● DATA ENTRIES:
————————

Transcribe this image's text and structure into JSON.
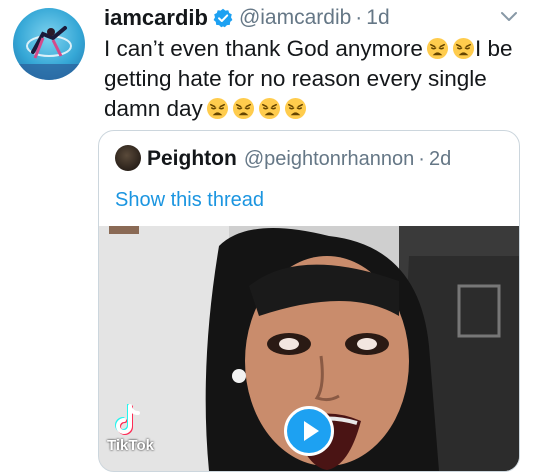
{
  "tweet": {
    "display_name": "iamcardib",
    "handle": "@iamcardib",
    "separator": "·",
    "time": "1d",
    "text_line1": "I can’t even thank God anymore",
    "text_line1_end": "I be",
    "text_line2": "getting hate for no reason every single",
    "text_line3": "damn day",
    "emoji_name": "weary-face"
  },
  "quoted_tweet": {
    "display_name": "Peighton",
    "handle": "@peightonrhannon",
    "separator": "·",
    "time": "2d",
    "thread_link": "Show this thread",
    "media": {
      "type": "video",
      "watermark": "TikTok"
    }
  },
  "colors": {
    "link_blue": "#1b95e0",
    "verified_blue": "#1da1f2",
    "secondary_text": "#657786",
    "border": "#ccd6dd"
  }
}
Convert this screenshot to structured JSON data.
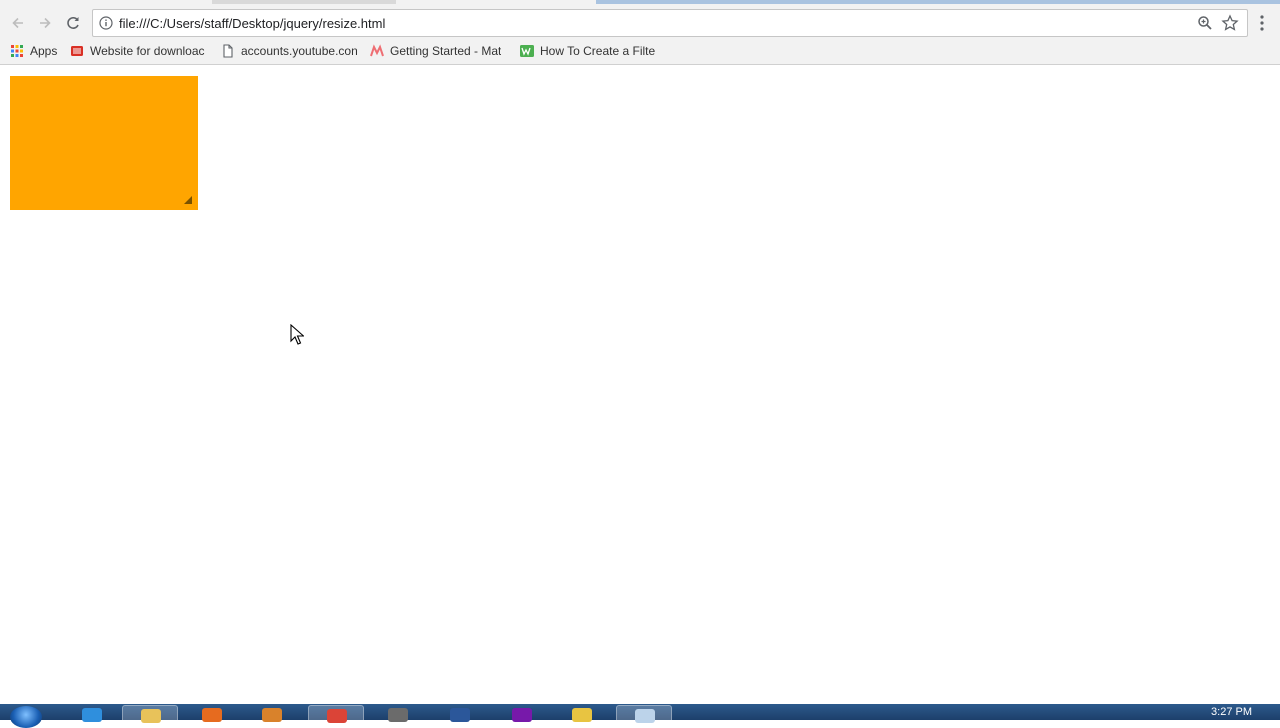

————————

Transcribe all of the material exactly, leaving out whatever pictures it contains.

● TASK SOLUTION:
Transcribe this image's text and structure into JSON.
{
  "tweet": {
    "display_name": "iamcardib",
    "handle": "@iamcardib",
    "separator": "·",
    "time": "1d",
    "text_line1": "I can’t even thank God anymore",
    "text_line1_end": "I be",
    "text_line2": "getting hate for no reason every single",
    "text_line3": "damn day",
    "emoji_name": "weary-face"
  },
  "quoted_tweet": {
    "display_name": "Peighton",
    "handle": "@peightonrhannon",
    "separator": "·",
    "time": "2d",
    "thread_link": "Show this thread",
    "media": {
      "type": "video",
      "watermark": "TikTok"
    }
  },
  "colors": {
    "link_blue": "#1b95e0",
    "verified_blue": "#1da1f2",
    "secondary_text": "#657786",
    "border": "#ccd6dd"
  }
}
Convert this screenshot to structured JSON data.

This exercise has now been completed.